What you need to do =
Extract all lines containing "Henriques".

Entries =
..........
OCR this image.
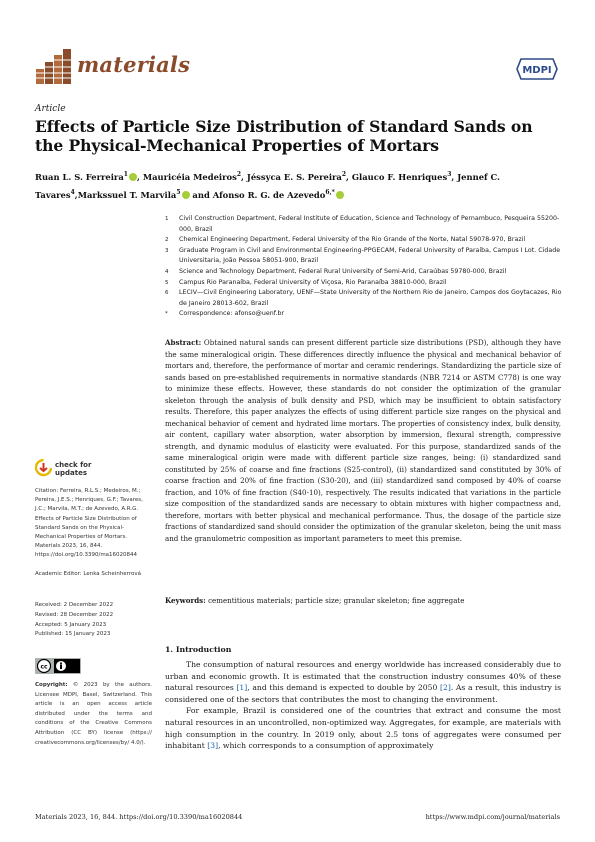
materials	MDPI
Article
Effects of Particle Size Distribution of Standard Sands on the Physical-Mechanical Properties of Mortars
Ruan L. S. Ferreira$^1$ , Mauricéia Medeiros$^2$, Jéssyca E. S. Pereira$^2$, Glauco F. Henriques$^3$, Jennef C. Tavares$^4$,Markssuel T. Marvila$^5$ and Afonso R. G. de Azevedo$^{6,*}$
1	Civil Construction Department, Federal Institute of Education, Science and Technology of Pernambuco, Pesqueira 55200-000, Brazil
2	Chemical Engineering Department, Federal University of the Rio Grande of the Norte, Natal 59078-970, Brazil
3	Graduate Program in Civil and Environmental Engineering-PPGECAM, Federal University of Paraíba, Campus I Lot. Cidade Universitaria, João Pessoa 58051-900, Brazil
4	Science and Technology Department, Federal Rural University of Semi-Arid, Caraúbas 59780-000, Brazil
5	Campus Rio Paranaíba, Federal University of Viçosa, Rio Paranaíba 38810-000, Brazil
6	LECIV—Civil Engineering Laboratory, UENF—State University of the Northern Rio de Janeiro, Campos dos Goytacazes, Rio de Janeiro 28013-602, Brazil
*	Correspondence: afonso@uenf.br
Abstract: Obtained natural sands can present different particle size distributions (PSD), although they have the same mineralogical origin. These differences directly influence the physical and mechanical behavior of mortars and, therefore, the performance of mortar and ceramic renderings. Standardizing the particle size of sands based on pre-established requirements in normative standards (NBR 7214 or ASTM C778) is one way to minimize these effects. However, these standards do not consider the optimization of the granular skeleton through the analysis of bulk density and PSD, which may be insufficient to obtain satisfactory results. Therefore, this paper analyzes the effects of using different particle size ranges on the physical and mechanical behavior of cement and hydrated lime mortars. The properties of consistency index, bulk density, air content, capillary water absorption, water absorption by immersion, flexural strength, compressive strength, and dynamic modulus of elasticity were evaluated. For this purpose, standardized sands of the same mineralogical origin were made with different particle size ranges, being: (i) standardized sand constituted by 25% of coarse and fine fractions (S25-control), (ii) standardized sand constituted by 30% of coarse fraction and 20% of fine fraction (S30-20), and (iii) standardized sand composed by 40% of coarse fraction, and 10% of fine fraction (S40-10), respectively. The results indicated that variations in the particle size composition of the standardized sands are necessary to obtain mixtures with higher compactness and, therefore, mortars with better physical and mechanical performance. Thus, the dosage of the particle size fractions of standardized sand should consider the optimization of the granular skeleton, being the unit mass and the granulometric composition as important parameters to meet this premise.
Keywords: cementitious materials; particle size; granular skeleton; fine aggregate
check for
updates
Citation: Ferreira, R.L.S.; Medeiros, M.; Pereira, J.E.S.; Henriques, G.F.; Tavares, J.C.; Marvila, M.T.; de Azevedo, A.R.G. Effects of Particle Size Distribution of Standard Sands on the Physical-Mechanical Properties of Mortars. Materials 2023, 16, 844. https://doi.org/10.3390/ma16020844
Academic Editor: Lenka Scheinherrová
Received: 2 December 2022
Revised: 28 December 2022
Accepted: 5 January 2023
Published: 15 January 2023
cc
Copyright: © 2023 by the authors. Licensee MDPI, Basel, Switzerland. This article is an open access article distributed under the terms and conditions of the Creative Commons Attribution (CC BY) license (https:// creativecommons.org/licenses/by/ 4.0/).
1. Introduction

The consumption of natural resources and energy worldwide has increased considerably due to urban and economic growth. It is estimated that the construction industry consumes 40% of these natural resources [1], and this demand is expected to double by 2050 [2]. As a result, this industry is considered one of the sectors that contributes the most to changing the environment.

For example, Brazil is considered one of the countries that extract and consume the most natural resources in an uncontrolled, non-optimized way. Aggregates, for example, are materials with high consumption in the country. In 2019 only, about 2.5 tons of aggregates were consumed per inhabitant [3], which corresponds to a consumption of approximately

Materials 2023, 16, 844. https://doi.org/10.3390/ma16020844	https://www.mdpi.com/journal/materials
..........
Written solution =
Ruan L. S. Ferreira$^1$ , Mauricéia Medeiros$^2$, Jéssyca E. S. Pereira$^2$, Glauco F. Henriques$^3$, Jennef C. Tavares$^4$,Markssuel T. Marvila$^5$ and Afonso R. G. de Azevedo$^{6,*}$
Citation: Ferreira, R.L.S.; Medeiros, M.; Pereira, J.E.S.; Henriques, G.F.; Tavares, J.C.; Marvila, M.T.; de Azevedo, A.R.G. Effects of Particle Size Distribution of Standard Sands on the Physical-Mechanical Properties of Mortars. Materials 2023, 16, 844. https://doi.org/10.3390/ma16020844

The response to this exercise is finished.